■ Supplied records ■
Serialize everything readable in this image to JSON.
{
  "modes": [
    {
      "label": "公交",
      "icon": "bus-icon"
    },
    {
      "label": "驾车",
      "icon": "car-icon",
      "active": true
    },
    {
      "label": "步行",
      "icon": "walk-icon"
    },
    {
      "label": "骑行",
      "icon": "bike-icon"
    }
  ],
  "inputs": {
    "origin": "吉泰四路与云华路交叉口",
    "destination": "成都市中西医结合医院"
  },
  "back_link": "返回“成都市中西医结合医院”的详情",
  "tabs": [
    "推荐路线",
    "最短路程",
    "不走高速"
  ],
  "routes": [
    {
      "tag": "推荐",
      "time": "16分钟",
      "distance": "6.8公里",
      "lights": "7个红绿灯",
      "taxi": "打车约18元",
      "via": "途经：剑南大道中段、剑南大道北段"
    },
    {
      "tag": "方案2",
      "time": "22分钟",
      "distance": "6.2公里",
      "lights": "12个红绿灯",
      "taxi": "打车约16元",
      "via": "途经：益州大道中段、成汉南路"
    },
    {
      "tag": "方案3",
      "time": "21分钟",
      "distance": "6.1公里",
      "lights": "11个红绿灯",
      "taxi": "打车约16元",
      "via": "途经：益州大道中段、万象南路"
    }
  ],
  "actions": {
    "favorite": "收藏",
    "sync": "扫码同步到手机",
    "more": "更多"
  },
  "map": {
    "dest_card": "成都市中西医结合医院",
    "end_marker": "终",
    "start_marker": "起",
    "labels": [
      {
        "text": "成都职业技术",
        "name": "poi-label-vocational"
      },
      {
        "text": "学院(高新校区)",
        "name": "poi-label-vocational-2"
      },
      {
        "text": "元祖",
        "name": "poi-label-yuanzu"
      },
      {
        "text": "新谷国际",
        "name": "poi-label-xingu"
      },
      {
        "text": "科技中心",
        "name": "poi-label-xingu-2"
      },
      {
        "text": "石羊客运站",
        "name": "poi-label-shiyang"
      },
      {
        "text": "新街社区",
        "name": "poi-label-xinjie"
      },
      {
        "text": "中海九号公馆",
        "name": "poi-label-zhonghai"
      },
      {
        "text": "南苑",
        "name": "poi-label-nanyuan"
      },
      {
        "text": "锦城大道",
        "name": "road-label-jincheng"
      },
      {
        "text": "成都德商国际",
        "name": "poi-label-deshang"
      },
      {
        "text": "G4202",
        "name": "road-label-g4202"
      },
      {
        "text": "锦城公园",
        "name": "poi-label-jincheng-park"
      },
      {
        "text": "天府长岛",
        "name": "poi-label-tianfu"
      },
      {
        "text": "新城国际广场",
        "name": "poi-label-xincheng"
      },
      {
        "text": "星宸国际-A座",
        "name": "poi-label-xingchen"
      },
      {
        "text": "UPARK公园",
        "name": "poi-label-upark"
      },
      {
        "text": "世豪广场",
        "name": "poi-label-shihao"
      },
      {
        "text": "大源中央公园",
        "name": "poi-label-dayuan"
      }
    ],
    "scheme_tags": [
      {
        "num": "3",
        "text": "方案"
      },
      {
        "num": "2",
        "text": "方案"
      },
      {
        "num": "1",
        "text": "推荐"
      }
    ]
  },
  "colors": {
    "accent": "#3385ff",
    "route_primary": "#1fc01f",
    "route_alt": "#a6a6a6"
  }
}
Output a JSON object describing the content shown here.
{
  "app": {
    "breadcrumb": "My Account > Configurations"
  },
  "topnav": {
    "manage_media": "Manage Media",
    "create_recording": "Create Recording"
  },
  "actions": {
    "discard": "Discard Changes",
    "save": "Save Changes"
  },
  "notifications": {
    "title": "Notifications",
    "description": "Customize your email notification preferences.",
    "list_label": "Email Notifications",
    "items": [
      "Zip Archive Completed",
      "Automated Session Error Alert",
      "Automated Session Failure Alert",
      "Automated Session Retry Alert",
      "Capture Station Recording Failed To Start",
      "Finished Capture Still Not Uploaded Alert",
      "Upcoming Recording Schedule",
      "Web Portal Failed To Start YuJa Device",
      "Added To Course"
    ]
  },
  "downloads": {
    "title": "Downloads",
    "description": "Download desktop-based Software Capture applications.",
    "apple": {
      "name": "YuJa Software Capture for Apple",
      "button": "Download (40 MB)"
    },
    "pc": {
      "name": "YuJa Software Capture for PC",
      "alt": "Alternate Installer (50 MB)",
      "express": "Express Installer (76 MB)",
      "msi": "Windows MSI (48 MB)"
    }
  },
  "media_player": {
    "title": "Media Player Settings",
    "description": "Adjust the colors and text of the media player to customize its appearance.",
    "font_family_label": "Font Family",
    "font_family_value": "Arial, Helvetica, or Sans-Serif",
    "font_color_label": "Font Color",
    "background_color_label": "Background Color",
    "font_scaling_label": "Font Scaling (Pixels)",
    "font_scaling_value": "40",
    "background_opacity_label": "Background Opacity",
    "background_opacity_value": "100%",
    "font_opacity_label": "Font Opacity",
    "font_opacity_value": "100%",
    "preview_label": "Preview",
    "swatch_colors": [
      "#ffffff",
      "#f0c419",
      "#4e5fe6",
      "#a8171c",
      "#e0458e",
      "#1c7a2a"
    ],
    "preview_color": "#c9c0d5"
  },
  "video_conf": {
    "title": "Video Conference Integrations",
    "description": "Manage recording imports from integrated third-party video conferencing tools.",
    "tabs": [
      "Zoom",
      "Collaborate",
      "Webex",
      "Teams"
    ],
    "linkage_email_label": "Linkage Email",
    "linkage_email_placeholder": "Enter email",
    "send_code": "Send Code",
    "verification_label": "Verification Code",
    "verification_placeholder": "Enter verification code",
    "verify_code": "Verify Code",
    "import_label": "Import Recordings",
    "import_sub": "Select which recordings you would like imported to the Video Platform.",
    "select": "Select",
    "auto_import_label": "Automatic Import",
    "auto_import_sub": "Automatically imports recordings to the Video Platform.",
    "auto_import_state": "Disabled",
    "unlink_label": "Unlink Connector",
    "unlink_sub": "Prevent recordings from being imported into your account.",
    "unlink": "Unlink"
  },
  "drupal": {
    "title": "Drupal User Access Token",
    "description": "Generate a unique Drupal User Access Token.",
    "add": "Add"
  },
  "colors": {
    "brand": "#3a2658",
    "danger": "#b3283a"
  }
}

■ Exercise details ■
Type out the material again exactly as presented.

■ Exercise output ■
Serialize everything readable in this image to JSON.
{
  "modes": [
    {
      "label": "公交",
      "icon": "bus-icon"
    },
    {
      "label": "驾车",
      "icon": "car-icon",
      "active": true
    },
    {
      "label": "步行",
      "icon": "walk-icon"
    },
    {
      "label": "骑行",
      "icon": "bike-icon"
    }
  ],
  "inputs": {
    "origin": "吉泰四路与云华路交叉口",
    "destination": "成都市中西医结合医院"
  },
  "back_link": "返回“成都市中西医结合医院”的详情",
  "tabs": [
    "推荐路线",
    "最短路程",
    "不走高速"
  ],
  "routes": [
    {
      "tag": "推荐",
      "time": "16分钟",
      "distance": "6.8公里",
      "lights": "7个红绿灯",
      "taxi": "打车约18元",
      "via": "途经：剑南大道中段、剑南大道北段"
    },
    {
      "tag": "方案2",
      "time": "22分钟",
      "distance": "6.2公里",
      "lights": "12个红绿灯",
      "taxi": "打车约16元",
      "via": "途经：益州大道中段、成汉南路"
    },
    {
      "tag": "方案3",
      "time": "21分钟",
      "distance": "6.1公里",
      "lights": "11个红绿灯",
      "taxi": "打车约16元",
      "via": "途经：益州大道中段、万象南路"
    }
  ],
  "actions": {
    "favorite": "收藏",
    "sync": "扫码同步到手机",
    "more": "更多"
  },
  "map": {
    "dest_card": "成都市中西医结合医院",
    "end_marker": "终",
    "start_marker": "起",
    "labels": [
      {
        "text": "成都职业技术",
        "name": "poi-label-vocational"
      },
      {
        "text": "学院(高新校区)",
        "name": "poi-label-vocational-2"
      },
      {
        "text": "元祖",
        "name": "poi-label-yuanzu"
      },
      {
        "text": "新谷国际",
        "name": "poi-label-xingu"
      },
      {
        "text": "科技中心",
        "name": "poi-label-xingu-2"
      },
      {
        "text": "石羊客运站",
        "name": "poi-label-shiyang"
      },
      {
        "text": "新街社区",
        "name": "poi-label-xinjie"
      },
      {
        "text": "中海九号公馆",
        "name": "poi-label-zhonghai"
      },
      {
        "text": "南苑",
        "name": "poi-label-nanyuan"
      },
      {
        "text": "锦城大道",
        "name": "road-label-jincheng"
      },
      {
        "text": "成都德商国际",
        "name": "poi-label-deshang"
      },
      {
        "text": "G4202",
        "name": "road-label-g4202"
      },
      {
        "text": "锦城公园",
        "name": "poi-label-jincheng-park"
      },
      {
        "text": "天府长岛",
        "name": "poi-label-tianfu"
      },
      {
        "text": "新城国际广场",
        "name": "poi-label-xincheng"
      },
      {
        "text": "星宸国际-A座",
        "name": "poi-label-xingchen"
      },
      {
        "text": "UPARK公园",
        "name": "poi-label-upark"
      },
      {
        "text": "世豪广场",
        "name": "poi-label-shihao"
      },
      {
        "text": "大源中央公园",
        "name": "poi-label-dayuan"
      }
    ],
    "scheme_tags": [
      {
        "num": "3",
        "text": "方案"
      },
      {
        "num": "2",
        "text": "方案"
      },
      {
        "num": "1",
        "text": "推荐"
      }
    ]
  },
  "colors": {
    "accent": "#3385ff",
    "route_primary": "#1fc01f",
    "route_alt": "#a6a6a6"
  }
}
Output a JSON object describing the content shown here.
{
  "app": {
    "breadcrumb": "My Account > Configurations"
  },
  "topnav": {
    "manage_media": "Manage Media",
    "create_recording": "Create Recording"
  },
  "actions": {
    "discard": "Discard Changes",
    "save": "Save Changes"
  },
  "notifications": {
    "title": "Notifications",
    "description": "Customize your email notification preferences.",
    "list_label": "Email Notifications",
    "items": [
      "Zip Archive Completed",
      "Automated Session Error Alert",
      "Automated Session Failure Alert",
      "Automated Session Retry Alert",
      "Capture Station Recording Failed To Start",
      "Finished Capture Still Not Uploaded Alert",
      "Upcoming Recording Schedule",
      "Web Portal Failed To Start YuJa Device",
      "Added To Course"
    ]
  },
  "downloads": {
    "title": "Downloads",
    "description": "Download desktop-based Software Capture applications.",
    "apple": {
      "name": "YuJa Software Capture for Apple",
      "button": "Download (40 MB)"
    },
    "pc": {
      "name": "YuJa Software Capture for PC",
      "alt": "Alternate Installer (50 MB)",
      "express": "Express Installer (76 MB)",
      "msi": "Windows MSI (48 MB)"
    }
  },
  "media_player": {
    "title": "Media Player Settings",
    "description": "Adjust the colors and text of the media player to customize its appearance.",
    "font_family_label": "Font Family",
    "font_family_value": "Arial, Helvetica, or Sans-Serif",
    "font_color_label": "Font Color",
    "background_color_label": "Background Color",
    "font_scaling_label": "Font Scaling (Pixels)",
    "font_scaling_value": "40",
    "background_opacity_label": "Background Opacity",
    "background_opacity_value": "100%",
    "font_opacity_label": "Font Opacity",
    "font_opacity_value": "100%",
    "preview_label": "Preview",
    "swatch_colors": [
      "#ffffff",
      "#f0c419",
      "#4e5fe6",
      "#a8171c",
      "#e0458e",
      "#1c7a2a"
    ],
    "preview_color": "#c9c0d5"
  },
  "video_conf": {
    "title": "Video Conference Integrations",
    "description": "Manage recording imports from integrated third-party video conferencing tools.",
    "tabs": [
      "Zoom",
      "Collaborate",
      "Webex",
      "Teams"
    ],
    "linkage_email_label": "Linkage Email",
    "linkage_email_placeholder": "Enter email",
    "send_code": "Send Code",
    "verification_label": "Verification Code",
    "verification_placeholder": "Enter verification code",
    "verify_code": "Verify Code",
    "import_label": "Import Recordings",
    "import_sub": "Select which recordings you would like imported to the Video Platform.",
    "select": "Select",
    "auto_import_label": "Automatic Import",
    "auto_import_sub": "Automatically imports recordings to the Video Platform.",
    "auto_import_state": "Disabled",
    "unlink_label": "Unlink Connector",
    "unlink_sub": "Prevent recordings from being imported into your account.",
    "unlink": "Unlink"
  },
  "drupal": {
    "title": "Drupal User Access Token",
    "description": "Generate a unique Drupal User Access Token.",
    "add": "Add"
  },
  "colors": {
    "brand": "#3a2658",
    "danger": "#b3283a"
  }
}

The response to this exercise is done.